## AIM
Copy out every line containing the word "SPRINGS".

Recorded data

__________________________________________________

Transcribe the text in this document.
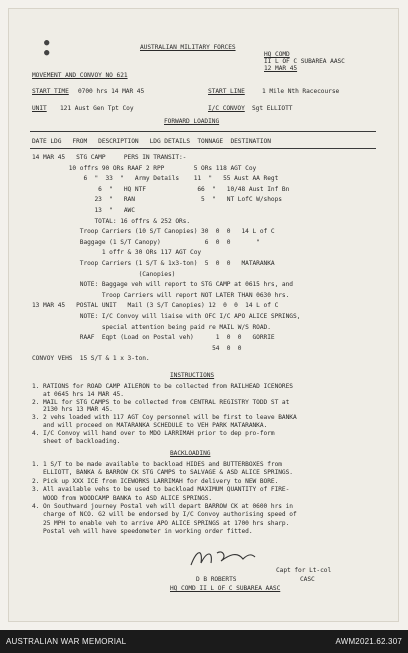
●
●
AUSTRALIAN MILITARY FORCES
HQ COMD
II L OF C SUBAREA AASC
12 MAR 45
MOVEMENT AND CONVOY NO 621
START TIME 0700 hrs 14 MAR 45	START LINE	1 Mile Nth Racecourse
UNIT 121 Aust Gen Tpt Coy	I/C CONVOY Sgt ELLIOTT
FORWARD LOADING
DATE LDG   FROM   DESCRIPTION   LDG DETAILS  TONNAGE  DESTINATION
14 MAR 45   STG CAMP     PERS IN TRANSIT:-
10 offrs 90 ORs RAAF 2 RPP        5 ORs 118 AGT Coy
6  "  33  "   Army Details    11  "   55 Aust AA Regt
6  "   HQ NTF              66  "   10/48 Aust Inf Bn
23  "   RAN                  5  "   NT LofC W/shops
13  "   AWC
TOTAL: 16 offrs & 252 ORs.
Troop Carriers (10 S/T Canopies) 30  0  0   14 L of C
Baggage (1 S/T Canopy)            6  0  0       "
1 offr & 30 ORs 117 AGT Coy
Troop Carriers (1 S/T & 1x3-ton)  5  0  0   MATARANKA
(Canopies)
NOTE: Baggage veh will report to STG CAMP at 0615 hrs, and
Troop Carriers will report NOT LATER THAN 0630 hrs.
13 MAR 45   POSTAL UNIT   Mail (3 S/T Canopies) 12  0  0  14 L of C
NOTE: I/C Convoy will liaise with OFC I/C APO ALICE SPRINGS,
special attention being paid re MAIL W/S ROAD.
RAAF  Eqpt (Load on Postal veh)      1  0  0   GORRIE
54  0  0
CONVOY VEHS  15 S/T & 1 x 3-ton.
INSTRUCTIONS
1. RATIONS for ROAD CAMP AILERON to be collected from RAILHEAD ICENORES
at 0645 hrs 14 MAR 45.
2. MAIL for STG CAMPS to be collected from CENTRAL REGISTRY TODD ST at
2130 hrs 13 MAR 45.
3. 2 vehs loaded with 117 AGT Coy personnel will be first to leave BANKA
and will proceed on MATARANKA SCHEDULE to VEH PARK MATARANKA.
4. I/C Convoy will hand over to MDO LARRIMAH prior to dep pro-form
sheet of backloading.
BACKLOADING
1. 1 S/T to be made available to backload HIDES and BUTTERBOXES from
ELLIOTT, BANKA & BARROW CK STG CAMPS to SALVAGE & ASD ALICE SPRINGS.
2. Pick up XXX ICE from ICEWORKS LARRIMAH for delivery to NEW BORE.
3. All available vehs to be used to backload MAXIMUM QUANTITY of FIRE-
WOOD from WOODCAMP BANKA to ASD ALICE SPRINGS.
4. On Southward journey Postal veh will depart BARROW CK at 0600 hrs in
charge of NCO. G2 will be endorsed by I/C Convoy authorising speed of
25 MPH to enable veh to arrive APO ALICE SPRINGS at 1700 hrs sharp.
Postal veh will have speedometer in working order fitted.
Capt for Lt-col
D B ROBERTS	CASC
HQ COMD II L OF C SUBAREA AASC
AUSTRALIAN WAR MEMORIAL	AWM2021.62.307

__________________________________________________

## CORRECT OUTPUT
NOTE: I/C Convoy will liaise with OFC I/C APO ALICE SPRINGS,
ELLIOTT, BANKA & BARROW CK STG CAMPS to SALVAGE & ASD ALICE SPRINGS.
WOOD from WOODCAMP BANKA to ASD ALICE SPRINGS.
25 MPH to enable veh to arrive APO ALICE SPRINGS at 1700 hrs sharp.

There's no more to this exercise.